Direction: Restate the whole of the material. Keep every word, and drop the pictures.

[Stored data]
+---+

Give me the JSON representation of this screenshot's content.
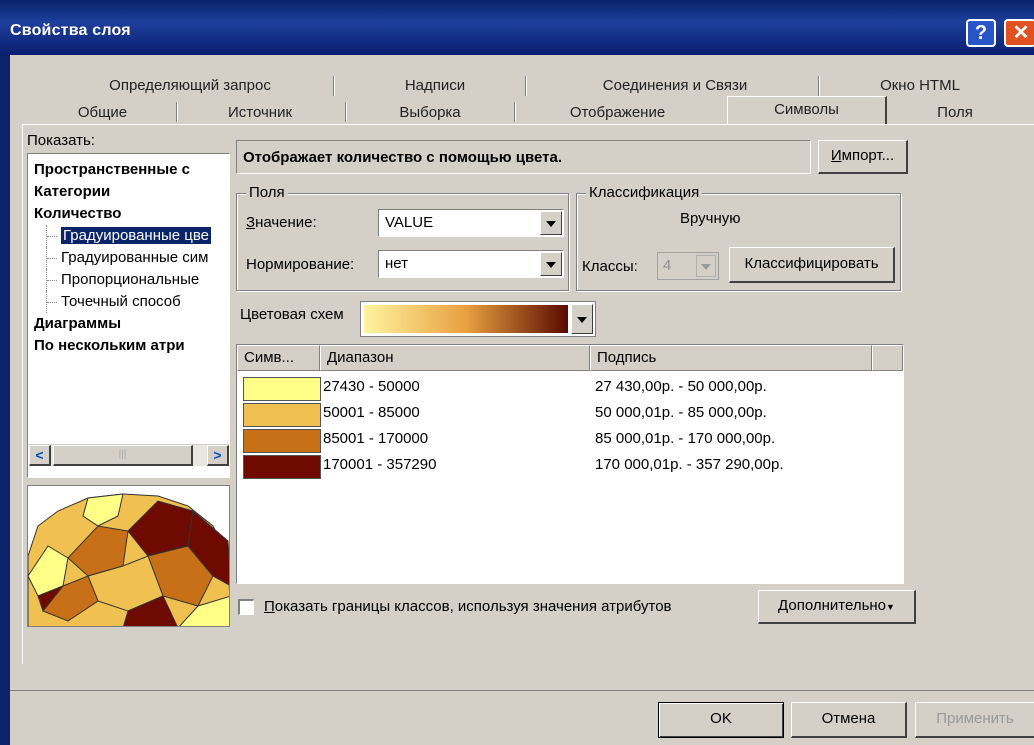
{
  "window": {
    "title": "Свойства слоя",
    "help_glyph": "?",
    "close_glyph": "✕"
  },
  "tabs": {
    "row1": [
      "Определяющий запрос",
      "Надписи",
      "Соединения и Связи",
      "Окно HTML"
    ],
    "row2": [
      "Общие",
      "Источник",
      "Выборка",
      "Отображение",
      "Символы",
      "Поля"
    ],
    "active": "Символы"
  },
  "left": {
    "show_label": "Показать:",
    "tree": [
      {
        "label": "Пространственные с",
        "bold": true
      },
      {
        "label": "Категории",
        "bold": true
      },
      {
        "label": "Количество",
        "bold": true
      },
      {
        "label": "Градуированные цве",
        "bold": false,
        "selected": true
      },
      {
        "label": "Градуированные сим",
        "bold": false
      },
      {
        "label": "Пропорциональные",
        "bold": false
      },
      {
        "label": "Точечный способ",
        "bold": false
      },
      {
        "label": "Диаграммы",
        "bold": true
      },
      {
        "label": "По нескольким атри",
        "bold": true
      }
    ],
    "scroll_left": "<",
    "scroll_right": ">"
  },
  "description": "Отображает количество с помощью цвета.",
  "import_button": "Импорт...",
  "fields": {
    "group_label": "Поля",
    "value_label": "Значение:",
    "value": "VALUE",
    "normalize_label": "Нормирование:",
    "normalize": "нет"
  },
  "classification": {
    "group_label": "Классификация",
    "method": "Вручную",
    "classes_label": "Классы:",
    "classes_value": "4",
    "classify_button": "Классифицировать"
  },
  "color_scheme_label": "Цветовая схем",
  "colors": {
    "ramp_start": "#fff4a0",
    "ramp_mid": "#e8a040",
    "ramp_end": "#5a0a00"
  },
  "table": {
    "headers": [
      "Симв...",
      "Диапазон",
      "Подпись"
    ],
    "rows": [
      {
        "color": "#ffff88",
        "range": "27430 - 50000",
        "label": "27 430,00р. - 50 000,00р."
      },
      {
        "color": "#f0c050",
        "range": "50001 - 85000",
        "label": "50 000,01р. - 85 000,00р."
      },
      {
        "color": "#c87018",
        "range": "85001 - 170000",
        "label": "85 000,01р. - 170 000,00р."
      },
      {
        "color": "#6e0a00",
        "range": "170001 - 357290",
        "label": "170 000,01р. - 357 290,00р."
      }
    ]
  },
  "show_bounds_label": "Показать границы классов, используя значения атрибутов",
  "advanced_button": "Дополнительно",
  "footer": {
    "ok": "OK",
    "cancel": "Отмена",
    "apply": "Применить"
  }
}
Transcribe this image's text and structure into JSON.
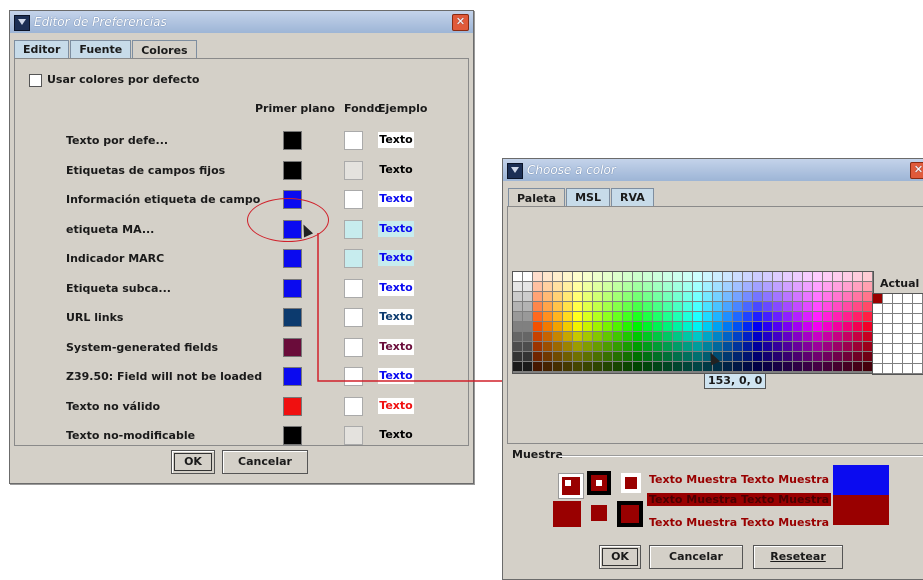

+---+

Result of the task:
Give me the JSON representation of this screenshot's content.
{
  "window": {
    "title": "Свойства слоя",
    "help_glyph": "?",
    "close_glyph": "✕"
  },
  "tabs": {
    "row1": [
      "Определяющий запрос",
      "Надписи",
      "Соединения и Связи",
      "Окно HTML"
    ],
    "row2": [
      "Общие",
      "Источник",
      "Выборка",
      "Отображение",
      "Символы",
      "Поля"
    ],
    "active": "Символы"
  },
  "left": {
    "show_label": "Показать:",
    "tree": [
      {
        "label": "Пространственные с",
        "bold": true
      },
      {
        "label": "Категории",
        "bold": true
      },
      {
        "label": "Количество",
        "bold": true
      },
      {
        "label": "Градуированные цве",
        "bold": false,
        "selected": true
      },
      {
        "label": "Градуированные сим",
        "bold": false
      },
      {
        "label": "Пропорциональные",
        "bold": false
      },
      {
        "label": "Точечный способ",
        "bold": false
      },
      {
        "label": "Диаграммы",
        "bold": true
      },
      {
        "label": "По нескольким атри",
        "bold": true
      }
    ],
    "scroll_left": "<",
    "scroll_right": ">"
  },
  "description": "Отображает количество с помощью цвета.",
  "import_button": "Импорт...",
  "fields": {
    "group_label": "Поля",
    "value_label": "Значение:",
    "value": "VALUE",
    "normalize_label": "Нормирование:",
    "normalize": "нет"
  },
  "classification": {
    "group_label": "Классификация",
    "method": "Вручную",
    "classes_label": "Классы:",
    "classes_value": "4",
    "classify_button": "Классифицировать"
  },
  "color_scheme_label": "Цветовая схем",
  "colors": {
    "ramp_start": "#fff4a0",
    "ramp_mid": "#e8a040",
    "ramp_end": "#5a0a00"
  },
  "table": {
    "headers": [
      "Симв...",
      "Диапазон",
      "Подпись"
    ],
    "rows": [
      {
        "color": "#ffff88",
        "range": "27430 - 50000",
        "label": "27 430,00р. - 50 000,00р."
      },
      {
        "color": "#f0c050",
        "range": "50001 - 85000",
        "label": "50 000,01р. - 85 000,00р."
      },
      {
        "color": "#c87018",
        "range": "85001 - 170000",
        "label": "85 000,01р. - 170 000,00р."
      },
      {
        "color": "#6e0a00",
        "range": "170001 - 357290",
        "label": "170 000,01р. - 357 290,00р."
      }
    ]
  },
  "show_bounds_label": "Показать границы классов, используя значения атрибутов",
  "advanced_button": "Дополнительно",
  "footer": {
    "ok": "OK",
    "cancel": "Отмена",
    "apply": "Применить"
  }
}
Transcribe this image's text and structure into JSON.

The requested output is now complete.